▶ [The task] From the entries below, say how many lines carry the word "clients", and give nothing but the number.
-------- Source data --------
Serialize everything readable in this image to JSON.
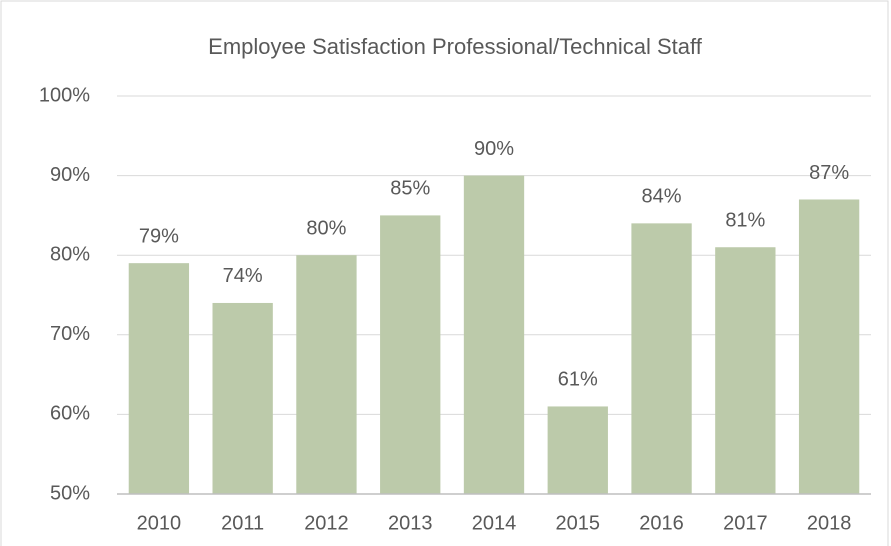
{
  "chart_data": {
    "type": "bar",
    "title": "Employee Satisfaction Professional/Technical Staff",
    "categories": [
      "2010",
      "2011",
      "2012",
      "2013",
      "2014",
      "2015",
      "2016",
      "2017",
      "2018"
    ],
    "values": [
      79,
      74,
      80,
      85,
      90,
      61,
      84,
      81,
      87
    ],
    "value_labels": [
      "79%",
      "74%",
      "80%",
      "85%",
      "90%",
      "61%",
      "84%",
      "81%",
      "87%"
    ],
    "color": "#bccaaa",
    "ylim": [
      50,
      100
    ],
    "yticks": [
      {
        "value": 50,
        "label": "50%"
      },
      {
        "value": 60,
        "label": "60%"
      },
      {
        "value": 70,
        "label": "70%"
      },
      {
        "value": 80,
        "label": "80%"
      },
      {
        "value": 90,
        "label": "90%"
      },
      {
        "value": 100,
        "label": "100%"
      }
    ],
    "grid": true
  }
}
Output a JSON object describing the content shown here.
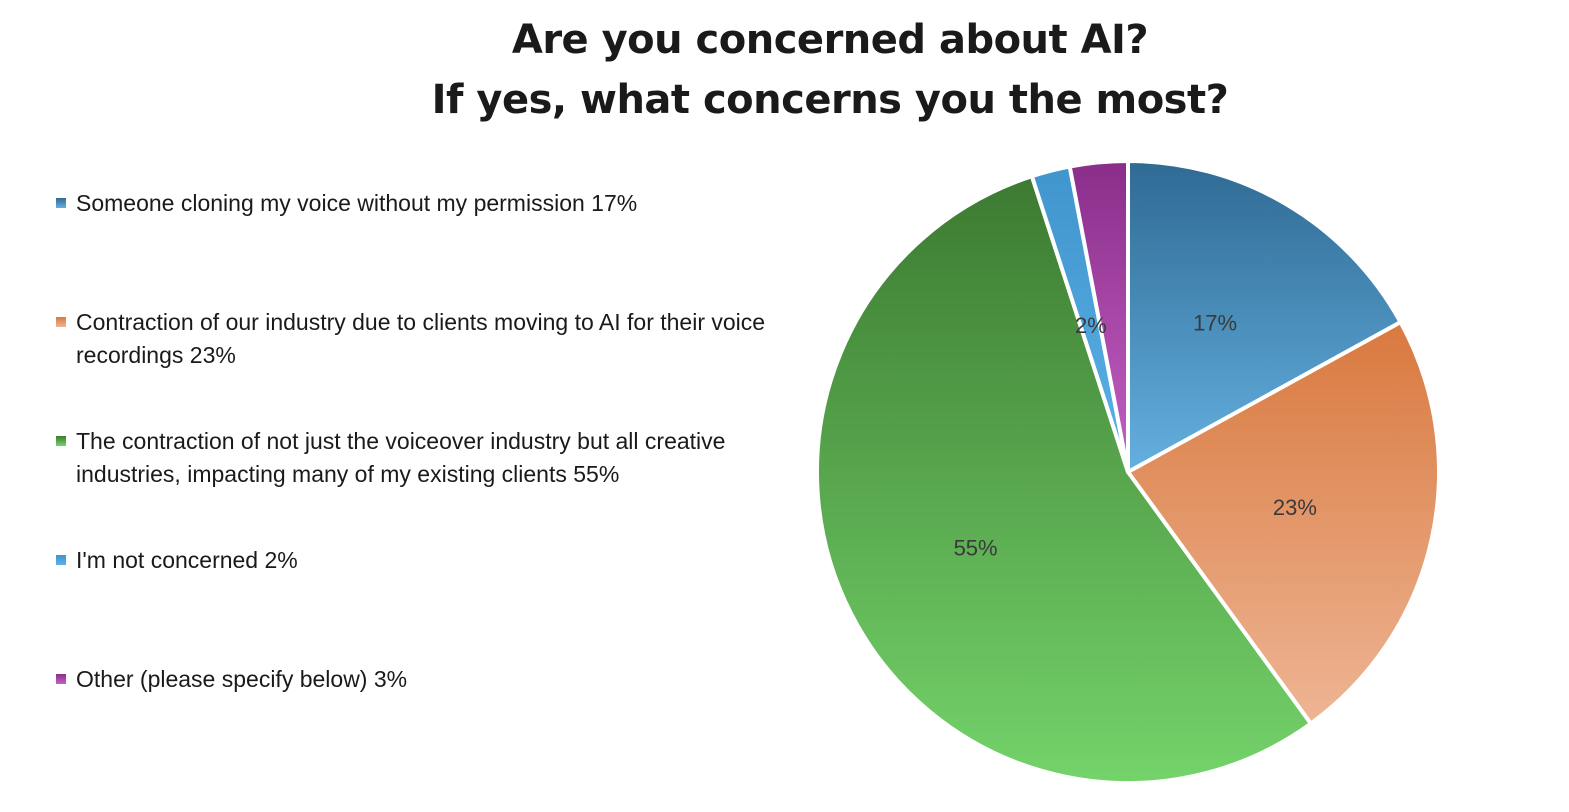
{
  "chart_data": {
    "type": "pie",
    "title": [
      "Are you concerned about AI?",
      "If yes, what concerns you the most?"
    ],
    "legend_position": "left",
    "categories": [
      "Someone cloning my voice without my permission 17%",
      "Contraction of our industry due to clients moving to AI for their voice recordings 23%",
      "The contraction of not just the voiceover industry but all creative industries, impacting many of my existing clients 55%",
      "I'm not concerned 2%",
      "Other (please specify below) 3%"
    ],
    "values": [
      17,
      23,
      55,
      2,
      3
    ],
    "data_labels": [
      "17%",
      "23%",
      "55%",
      "2%",
      ""
    ],
    "colors": [
      {
        "light": "#64b0e0",
        "dark": "#2f6a93"
      },
      {
        "light": "#eeb594",
        "dark": "#d9793f"
      },
      {
        "light": "#74d36a",
        "dark": "#3c7a31"
      },
      {
        "light": "#5cb2e6",
        "dark": "#3f95cc"
      },
      {
        "light": "#c460c4",
        "dark": "#8a2e8a"
      }
    ]
  }
}
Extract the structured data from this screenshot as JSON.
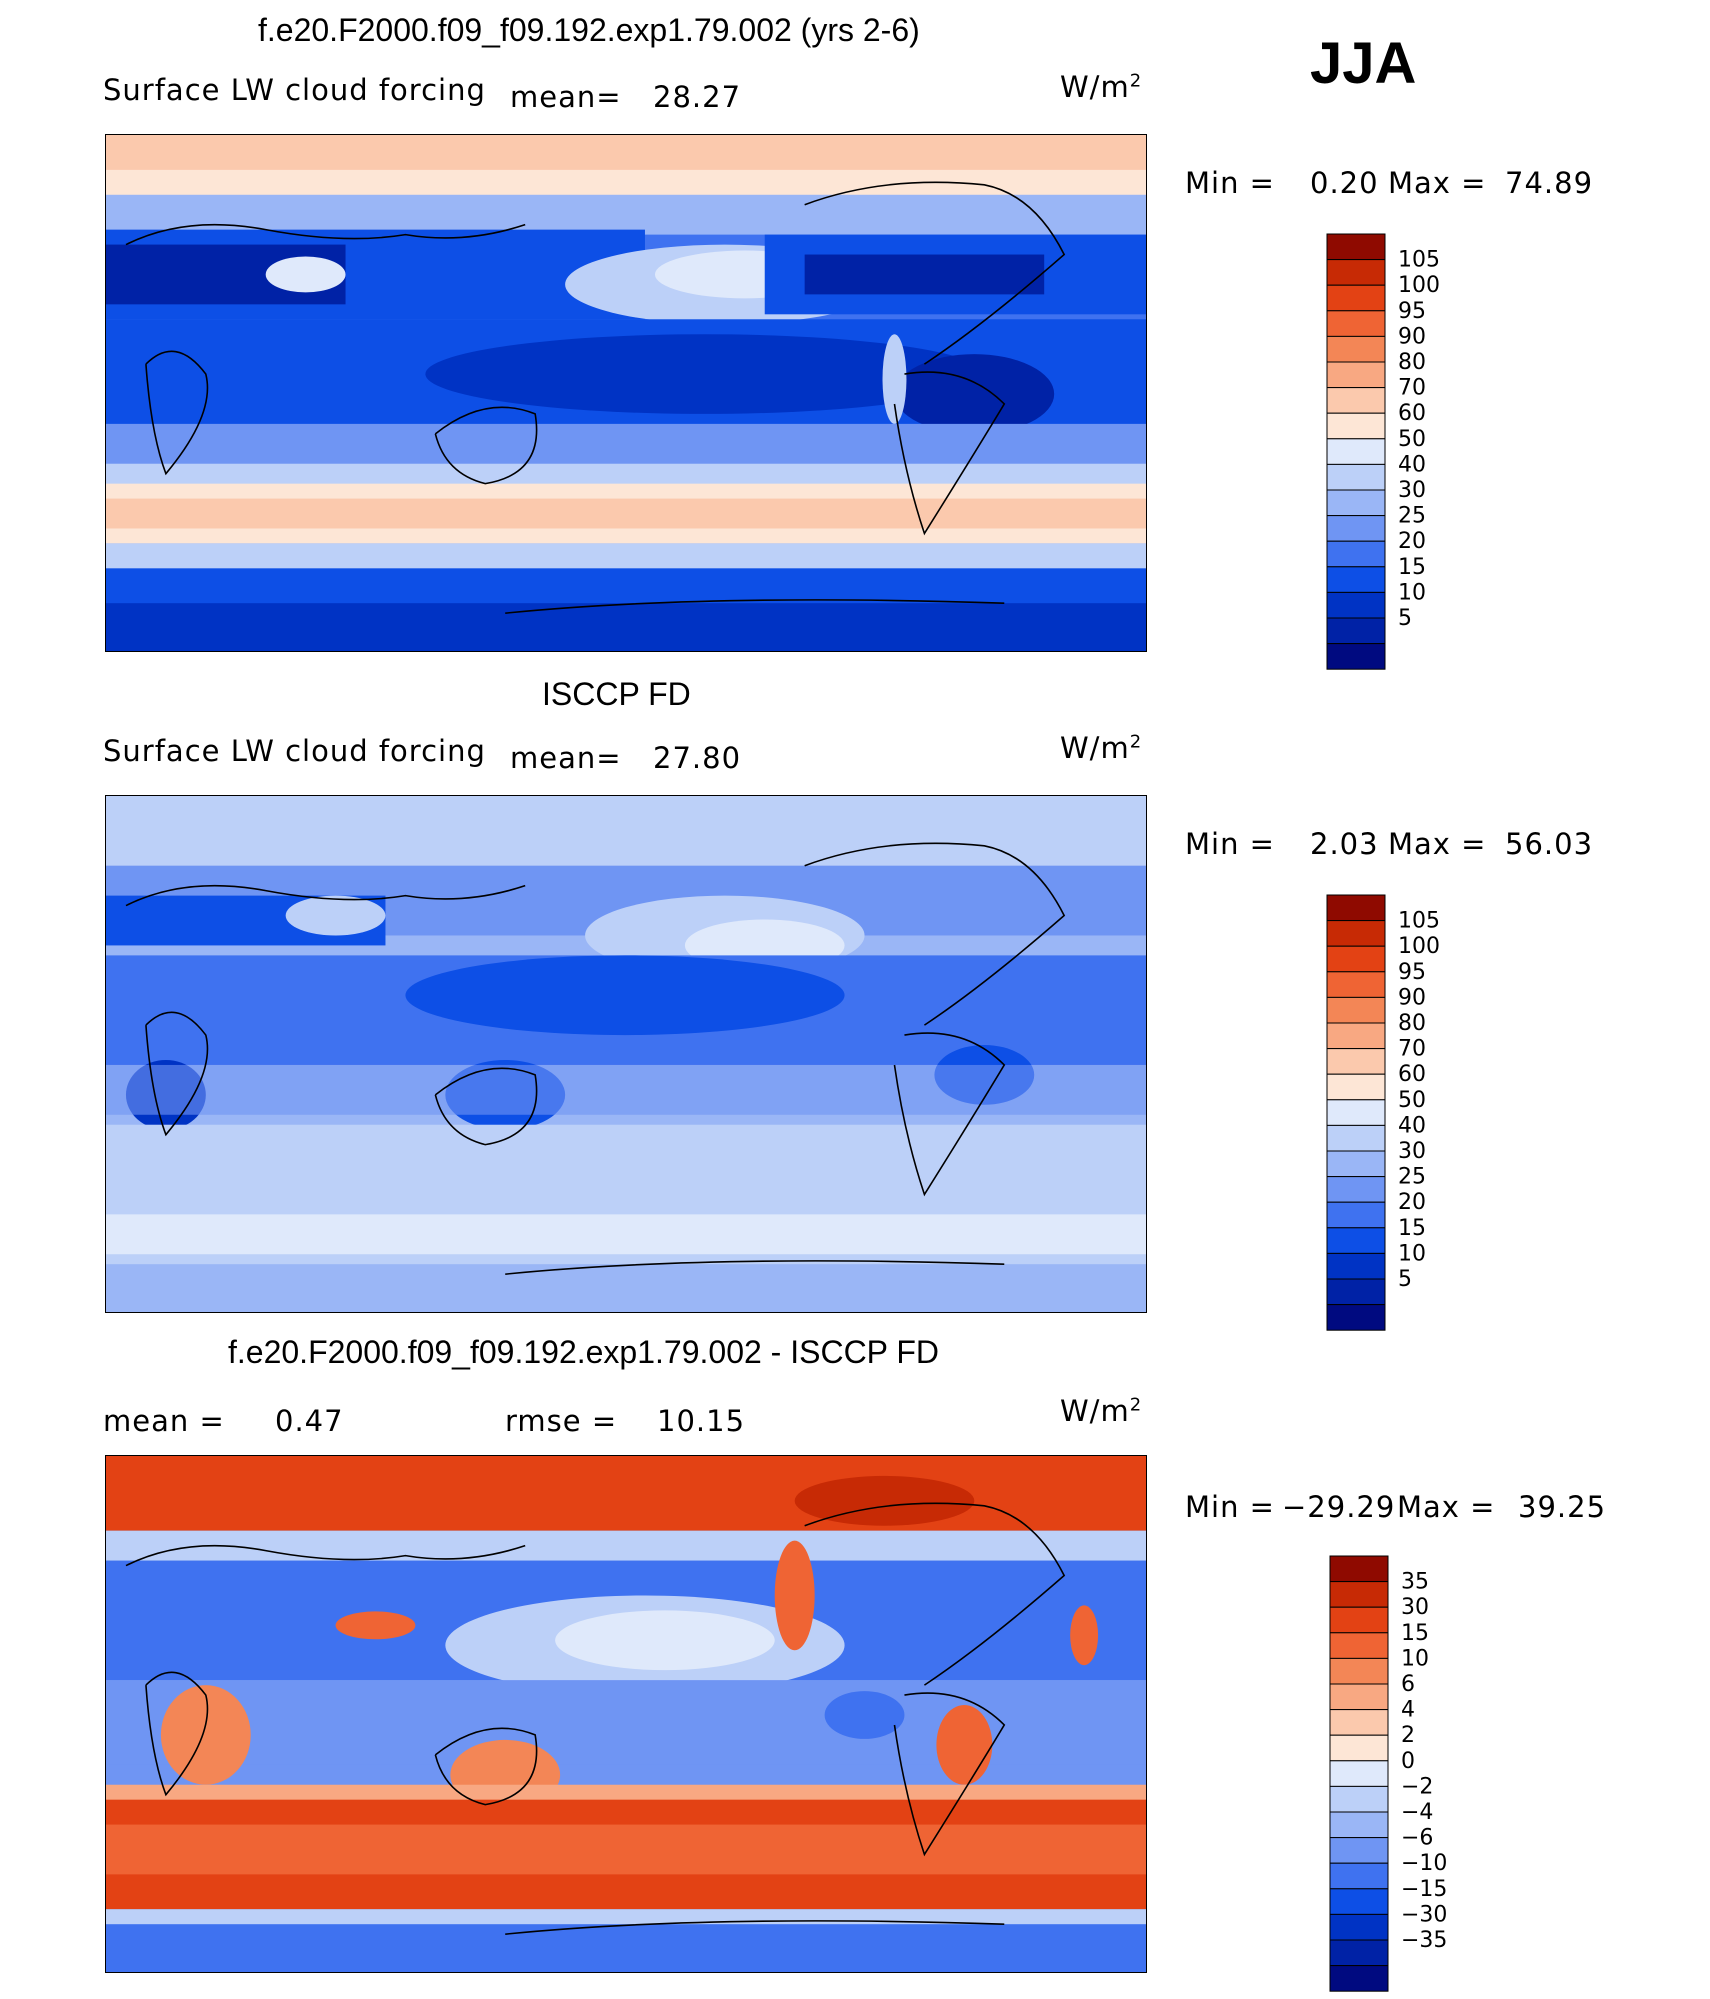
--------
▶ [Output below] 2